───── Kutipan Dokumen ─────

Jun 10, 2009

Ihwal Dikotomi Pemimpin Muda dan Tua



Oleh: Aria Bima
Politisi Fraksi PDI Perjuangan DPR RI




MARAKNYA wacana dikotomis yang mengasumsikan pemimpin muda seolah-olah identik dengan perubahan atau perbaikan kondisi bangsa, dan sebaliknya pemimpin tua seperti barang kadaluarsa yang tak layak pakai lagi, adalah terminologi keliru dan sangat menyesatkan. Wacana ini juga bersifat black campaign atau pembunuhan karakter kepada generasi pemimpin yang lebih berpengalaman, dan karena itu melanggar fatsoen atau tata krama politik.




Mengapa keliru dan menyesatkan? Pertama, usia muda tidak bisa dijadikan pertimbangan pokok atau variabel determinan untuk mengukur kualitas kepemimpinan seseorang. Bagi seorang pemimpin, yang terpenting dia harus visioner, dapat menjadi sumber inspirasi, dan mampu menggerakkan rakyat atau mengimplementasikan visinya dalam dataran kenyataan. Jika memiliki visi tapi peragu atau gagal mengeksekusi kebijakan, ia hanya menjadi penebar pesona atau pengumbar janji belaka meski usianya masih muda.


Kedua, wacana dikotomis yang diikuti seruan agar para pemimpin senior menyingkir dari ajang pemilihan presiden 2009 tidak demokratis. Ini lantaran dari perspektif demokrasi, kriteria utama bagi seorang pemimpin adalah sejauhmana ia bisa meraih dukungan rakyat secara sah melalui pemilu yang adil dan bebas. Ini tak ada kaitannya dengan usia pemimpin tersebut. Seruan yang bernuansa membatasi keikutsertaan para pemimpin tua dalam pemilihan presiden 2009 justru merupakan bentuk feodalisme baru yang mencederai sistem demokrasi. Karena itu bisa dipahami bahwa negara dedengkot demokrasi Amerika Serikat pun tak memasalahkan keikutsertaan John McKain sebagai kandidat presiden, kendati usianya 71 tahun. Sebaliknya, Barrack Obama, sebagai kandidat pesaing McKain dengan usia yang jauh lebih muda, juga tak pernah menyerang umur McKain.
 
Ketiga, wacana dikotomis yang bernuansa menjegal para calon presiden berusia di atas 50 tahun sebelum bertanding dalam pemilu itu juga tidak konstitusional. Ini karena UUD 45 sendiri tidak membatasi usia maksimal calon presiden dan wakil presiden RI. Pasal 6 ayat (1) UUD 45 hanya menyebut calon presiden dan wakilnya harus seorang WNI sejak kelahirannya, tidak pernah menerima kewarganegaraan lain karena kehendaknya sendiri, tak pernah mengkhianati negara, serta mampu secara rohani dan jasmani melaksanakan tugas dan kewajiban sebagai presiden dan wakil presiden. Sementara UU tentang pemilihan presiden dan wakil presiden justru membatasi usia minimal calon presiden dan wakil presiden “sekurang-kurangnya 35 (tiga puluh lima) tahun” (pasal 6 poin q UU No.23/2003).

───── Data Entri ─────

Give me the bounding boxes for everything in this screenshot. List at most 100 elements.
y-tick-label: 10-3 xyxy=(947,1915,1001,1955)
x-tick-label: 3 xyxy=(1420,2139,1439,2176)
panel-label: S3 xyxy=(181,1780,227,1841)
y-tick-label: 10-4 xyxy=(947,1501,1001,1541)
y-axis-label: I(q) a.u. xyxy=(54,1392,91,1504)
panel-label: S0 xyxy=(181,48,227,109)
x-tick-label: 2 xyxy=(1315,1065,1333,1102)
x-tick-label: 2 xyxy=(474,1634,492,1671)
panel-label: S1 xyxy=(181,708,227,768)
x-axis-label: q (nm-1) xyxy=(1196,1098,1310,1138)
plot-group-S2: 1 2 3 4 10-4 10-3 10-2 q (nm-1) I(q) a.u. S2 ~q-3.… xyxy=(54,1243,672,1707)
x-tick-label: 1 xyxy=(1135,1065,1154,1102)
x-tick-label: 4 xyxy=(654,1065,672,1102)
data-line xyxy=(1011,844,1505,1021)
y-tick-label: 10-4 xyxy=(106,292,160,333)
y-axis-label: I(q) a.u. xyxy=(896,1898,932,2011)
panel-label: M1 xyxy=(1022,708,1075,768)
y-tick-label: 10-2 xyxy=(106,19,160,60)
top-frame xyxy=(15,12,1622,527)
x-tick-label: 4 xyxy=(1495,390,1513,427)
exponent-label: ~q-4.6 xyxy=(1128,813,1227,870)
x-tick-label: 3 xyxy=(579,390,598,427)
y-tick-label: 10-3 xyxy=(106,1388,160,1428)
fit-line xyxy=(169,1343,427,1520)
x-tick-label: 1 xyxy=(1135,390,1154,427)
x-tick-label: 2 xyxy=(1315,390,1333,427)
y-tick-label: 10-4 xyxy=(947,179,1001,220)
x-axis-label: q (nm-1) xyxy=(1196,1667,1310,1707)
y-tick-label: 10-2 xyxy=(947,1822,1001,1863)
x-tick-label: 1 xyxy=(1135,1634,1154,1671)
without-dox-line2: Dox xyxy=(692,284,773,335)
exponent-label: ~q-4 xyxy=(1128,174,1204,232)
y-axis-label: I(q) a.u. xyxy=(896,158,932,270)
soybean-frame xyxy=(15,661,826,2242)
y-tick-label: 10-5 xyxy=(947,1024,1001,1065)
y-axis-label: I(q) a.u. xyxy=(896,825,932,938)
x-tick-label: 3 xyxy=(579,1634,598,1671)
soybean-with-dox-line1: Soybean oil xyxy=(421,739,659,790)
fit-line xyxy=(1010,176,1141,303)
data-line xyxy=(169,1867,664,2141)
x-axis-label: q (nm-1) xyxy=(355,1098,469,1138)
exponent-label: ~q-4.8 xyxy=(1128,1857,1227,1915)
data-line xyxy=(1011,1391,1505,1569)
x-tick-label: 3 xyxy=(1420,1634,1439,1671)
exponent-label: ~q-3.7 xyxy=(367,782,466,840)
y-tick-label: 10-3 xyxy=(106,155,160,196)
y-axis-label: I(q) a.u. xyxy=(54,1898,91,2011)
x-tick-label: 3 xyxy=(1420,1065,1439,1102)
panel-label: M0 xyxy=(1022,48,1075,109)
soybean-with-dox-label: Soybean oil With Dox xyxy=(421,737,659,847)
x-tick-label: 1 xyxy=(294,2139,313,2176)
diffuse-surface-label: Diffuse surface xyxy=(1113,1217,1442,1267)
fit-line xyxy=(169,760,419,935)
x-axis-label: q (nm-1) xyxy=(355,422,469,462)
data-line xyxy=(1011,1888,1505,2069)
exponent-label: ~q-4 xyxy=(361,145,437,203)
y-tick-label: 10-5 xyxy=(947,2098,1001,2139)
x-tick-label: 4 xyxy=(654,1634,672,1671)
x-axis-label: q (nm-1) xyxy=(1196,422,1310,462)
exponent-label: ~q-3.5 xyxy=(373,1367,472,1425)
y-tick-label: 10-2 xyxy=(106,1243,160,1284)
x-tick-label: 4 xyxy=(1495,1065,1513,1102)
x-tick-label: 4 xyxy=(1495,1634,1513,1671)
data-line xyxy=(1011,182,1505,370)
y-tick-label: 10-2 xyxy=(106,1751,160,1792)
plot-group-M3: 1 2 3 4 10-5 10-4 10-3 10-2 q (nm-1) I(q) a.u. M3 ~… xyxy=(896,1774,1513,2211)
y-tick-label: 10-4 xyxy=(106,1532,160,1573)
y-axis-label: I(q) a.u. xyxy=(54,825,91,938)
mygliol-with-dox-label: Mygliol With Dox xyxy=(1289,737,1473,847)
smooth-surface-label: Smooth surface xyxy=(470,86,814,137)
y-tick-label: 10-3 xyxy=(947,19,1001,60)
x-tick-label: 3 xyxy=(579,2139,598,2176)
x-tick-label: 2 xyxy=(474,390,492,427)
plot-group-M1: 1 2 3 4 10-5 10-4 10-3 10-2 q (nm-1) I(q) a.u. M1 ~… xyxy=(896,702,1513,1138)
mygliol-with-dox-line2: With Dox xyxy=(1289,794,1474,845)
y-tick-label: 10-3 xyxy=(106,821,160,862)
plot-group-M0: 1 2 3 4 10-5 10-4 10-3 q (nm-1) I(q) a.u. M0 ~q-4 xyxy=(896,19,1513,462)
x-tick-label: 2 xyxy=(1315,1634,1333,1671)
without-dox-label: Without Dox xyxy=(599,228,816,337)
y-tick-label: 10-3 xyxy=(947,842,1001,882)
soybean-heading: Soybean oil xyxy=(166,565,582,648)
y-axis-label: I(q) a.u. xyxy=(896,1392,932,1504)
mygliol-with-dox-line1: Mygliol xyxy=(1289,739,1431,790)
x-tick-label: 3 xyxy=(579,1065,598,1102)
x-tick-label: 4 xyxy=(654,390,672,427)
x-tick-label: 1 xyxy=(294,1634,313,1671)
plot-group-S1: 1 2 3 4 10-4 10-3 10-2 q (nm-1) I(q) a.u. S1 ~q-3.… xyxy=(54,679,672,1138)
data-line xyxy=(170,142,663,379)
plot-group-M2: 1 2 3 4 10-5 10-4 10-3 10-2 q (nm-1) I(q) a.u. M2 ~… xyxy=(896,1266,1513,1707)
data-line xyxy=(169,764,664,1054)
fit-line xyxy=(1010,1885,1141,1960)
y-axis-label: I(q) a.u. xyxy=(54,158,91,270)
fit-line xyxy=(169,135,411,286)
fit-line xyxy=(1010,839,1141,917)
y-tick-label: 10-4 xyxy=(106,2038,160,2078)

─────

> **Soal 1**:
Menurut kutipan dokumen, mengapa wacana yang menjegal calon presiden berusia di atas 50 tahun disebut tidak konstitusional? Jawab dalam satu sampai tiga kalimat.
> **Soal 2**:
Nyatakan baris-baris entri sebagai daftar JSON berisi string, satu string untuk setiap baris, mulai dari baris pertama entri hingga baris yang memuat "panel-label: S0 xyxy=(181,48,227,109)", termasuk baris itu.
Kutipan dokumen dan entri di atas adalah bahan yang terpisah satu sama lain.

> **Jawaban 1**:
Wacana itu disebut tidak konstitusional karena UUD 45 tidak membatasi usia maksimal calon presiden dan wakil presiden RI. Pasal 6 ayat (1) UUD 45 hanya mensyaratkan bahwa calon adalah WNI sejak kelahirannya, tidak pernah menerima kewarganegaraan lain atas kehendak sendiri, tidak pernah mengkhianati negara, serta mampu secara rohani dan jasmani menjalankan tugasnya. UU tentang pemilihan presiden dan wakil presiden justru hanya membatasi usia minimal, yaitu sekurang-kurangnya 35 tahun.

> **Jawaban 2**:
[
  "Give me the bounding boxes for everything in this screenshot. List at most 100 elements.",
  "y-tick-label: 10-3 xyxy=(947,1915,1001,1955)",
  "x-tick-label: 3 xyxy=(1420,2139,1439,2176)",
  "panel-label: S3 xyxy=(181,1780,227,1841)",
  "y-tick-label: 10-4 xyxy=(947,1501,1001,1541)",
  "y-axis-label: I(q) a.u. xyxy=(54,1392,91,1504)",
  "panel-label: S0 xyxy=(181,48,227,109)"
]